→ **THE REQUEST**
Pull out every line of the listing below where "JSON" appears.

→ **RECORDS TO USE**
########

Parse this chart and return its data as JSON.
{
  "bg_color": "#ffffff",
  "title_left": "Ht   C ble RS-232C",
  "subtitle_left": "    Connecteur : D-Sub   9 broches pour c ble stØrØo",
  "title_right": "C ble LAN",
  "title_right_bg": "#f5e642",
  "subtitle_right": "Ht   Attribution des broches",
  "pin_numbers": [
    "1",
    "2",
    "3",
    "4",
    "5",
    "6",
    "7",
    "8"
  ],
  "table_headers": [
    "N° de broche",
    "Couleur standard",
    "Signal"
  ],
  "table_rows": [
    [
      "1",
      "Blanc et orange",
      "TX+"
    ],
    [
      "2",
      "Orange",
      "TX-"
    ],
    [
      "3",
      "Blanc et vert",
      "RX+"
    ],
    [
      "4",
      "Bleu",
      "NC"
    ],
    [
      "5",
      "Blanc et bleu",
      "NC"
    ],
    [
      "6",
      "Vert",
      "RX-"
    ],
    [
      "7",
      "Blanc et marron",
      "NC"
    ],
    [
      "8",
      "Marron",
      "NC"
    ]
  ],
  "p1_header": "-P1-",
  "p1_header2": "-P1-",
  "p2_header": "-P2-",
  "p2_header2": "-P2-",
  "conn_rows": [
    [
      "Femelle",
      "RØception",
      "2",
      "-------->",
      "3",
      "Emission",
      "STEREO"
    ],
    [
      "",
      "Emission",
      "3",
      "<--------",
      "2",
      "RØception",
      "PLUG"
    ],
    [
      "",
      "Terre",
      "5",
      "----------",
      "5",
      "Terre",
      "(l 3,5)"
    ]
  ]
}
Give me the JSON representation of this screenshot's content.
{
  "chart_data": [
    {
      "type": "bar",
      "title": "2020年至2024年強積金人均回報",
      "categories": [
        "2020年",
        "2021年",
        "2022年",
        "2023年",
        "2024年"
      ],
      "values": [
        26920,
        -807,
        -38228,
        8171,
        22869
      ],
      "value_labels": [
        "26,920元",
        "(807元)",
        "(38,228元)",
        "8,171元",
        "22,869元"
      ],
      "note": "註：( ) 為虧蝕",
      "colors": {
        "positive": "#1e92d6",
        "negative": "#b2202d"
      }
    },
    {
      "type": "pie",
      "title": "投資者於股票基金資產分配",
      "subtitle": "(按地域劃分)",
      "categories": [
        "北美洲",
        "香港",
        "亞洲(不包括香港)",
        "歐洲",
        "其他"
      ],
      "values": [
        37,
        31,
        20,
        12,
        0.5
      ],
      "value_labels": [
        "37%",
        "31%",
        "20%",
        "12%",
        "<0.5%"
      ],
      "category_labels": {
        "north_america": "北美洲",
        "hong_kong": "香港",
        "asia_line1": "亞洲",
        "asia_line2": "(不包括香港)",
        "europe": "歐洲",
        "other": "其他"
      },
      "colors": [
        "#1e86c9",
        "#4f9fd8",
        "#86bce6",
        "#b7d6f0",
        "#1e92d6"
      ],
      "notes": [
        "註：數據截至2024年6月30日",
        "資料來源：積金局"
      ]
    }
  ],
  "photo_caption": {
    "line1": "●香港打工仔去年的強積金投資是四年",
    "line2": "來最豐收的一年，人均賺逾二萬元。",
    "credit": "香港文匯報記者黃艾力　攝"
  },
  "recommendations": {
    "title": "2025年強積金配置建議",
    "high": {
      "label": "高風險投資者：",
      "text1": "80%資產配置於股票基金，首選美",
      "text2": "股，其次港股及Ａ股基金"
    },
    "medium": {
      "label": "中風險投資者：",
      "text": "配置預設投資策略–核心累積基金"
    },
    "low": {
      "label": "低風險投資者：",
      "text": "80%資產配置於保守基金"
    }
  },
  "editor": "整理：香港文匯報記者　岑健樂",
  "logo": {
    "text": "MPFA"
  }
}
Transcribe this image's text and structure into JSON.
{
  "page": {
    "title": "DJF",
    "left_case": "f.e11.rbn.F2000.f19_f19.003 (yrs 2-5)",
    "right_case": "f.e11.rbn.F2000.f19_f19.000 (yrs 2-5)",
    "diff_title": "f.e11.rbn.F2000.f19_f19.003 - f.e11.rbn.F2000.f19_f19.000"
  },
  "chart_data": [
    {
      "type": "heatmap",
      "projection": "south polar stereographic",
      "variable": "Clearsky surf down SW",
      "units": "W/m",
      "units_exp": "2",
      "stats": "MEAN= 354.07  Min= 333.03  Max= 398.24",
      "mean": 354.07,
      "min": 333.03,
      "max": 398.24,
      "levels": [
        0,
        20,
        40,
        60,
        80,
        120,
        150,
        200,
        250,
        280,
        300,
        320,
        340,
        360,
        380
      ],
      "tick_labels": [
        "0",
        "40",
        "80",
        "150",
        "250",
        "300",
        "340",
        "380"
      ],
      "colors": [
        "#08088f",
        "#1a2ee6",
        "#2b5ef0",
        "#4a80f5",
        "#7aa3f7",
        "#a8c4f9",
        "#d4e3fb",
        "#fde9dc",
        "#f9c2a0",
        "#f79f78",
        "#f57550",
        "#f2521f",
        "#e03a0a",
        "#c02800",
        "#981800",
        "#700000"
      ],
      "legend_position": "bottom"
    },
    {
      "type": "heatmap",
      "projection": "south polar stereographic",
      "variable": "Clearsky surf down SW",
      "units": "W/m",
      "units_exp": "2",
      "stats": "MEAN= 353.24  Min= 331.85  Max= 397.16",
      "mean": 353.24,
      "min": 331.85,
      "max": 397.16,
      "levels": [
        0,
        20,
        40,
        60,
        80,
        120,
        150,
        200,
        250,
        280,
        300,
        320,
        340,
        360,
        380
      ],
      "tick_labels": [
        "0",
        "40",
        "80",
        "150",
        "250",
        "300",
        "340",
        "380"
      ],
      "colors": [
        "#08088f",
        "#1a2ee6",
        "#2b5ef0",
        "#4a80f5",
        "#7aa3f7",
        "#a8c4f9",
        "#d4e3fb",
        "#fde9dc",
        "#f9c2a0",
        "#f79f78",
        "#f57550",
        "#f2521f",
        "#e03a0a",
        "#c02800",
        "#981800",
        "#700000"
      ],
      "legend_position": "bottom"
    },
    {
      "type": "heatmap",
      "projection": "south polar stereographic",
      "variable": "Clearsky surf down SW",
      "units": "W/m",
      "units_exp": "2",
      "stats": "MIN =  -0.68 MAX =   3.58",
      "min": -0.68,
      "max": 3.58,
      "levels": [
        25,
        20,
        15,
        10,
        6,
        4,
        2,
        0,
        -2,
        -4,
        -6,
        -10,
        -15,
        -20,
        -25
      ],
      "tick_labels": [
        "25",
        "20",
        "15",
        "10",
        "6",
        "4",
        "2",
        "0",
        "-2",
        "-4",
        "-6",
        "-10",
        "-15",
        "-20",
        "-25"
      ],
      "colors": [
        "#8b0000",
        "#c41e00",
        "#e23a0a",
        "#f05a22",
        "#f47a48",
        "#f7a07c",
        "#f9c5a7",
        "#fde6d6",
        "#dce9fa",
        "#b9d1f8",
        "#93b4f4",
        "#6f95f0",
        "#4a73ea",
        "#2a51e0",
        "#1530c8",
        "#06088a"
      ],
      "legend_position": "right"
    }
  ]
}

########

→ **RESPONSE**
Parse this chart and return its data as JSON.
Give me the JSON representation of this screenshot's content.
Transcribe this image's text and structure into JSON.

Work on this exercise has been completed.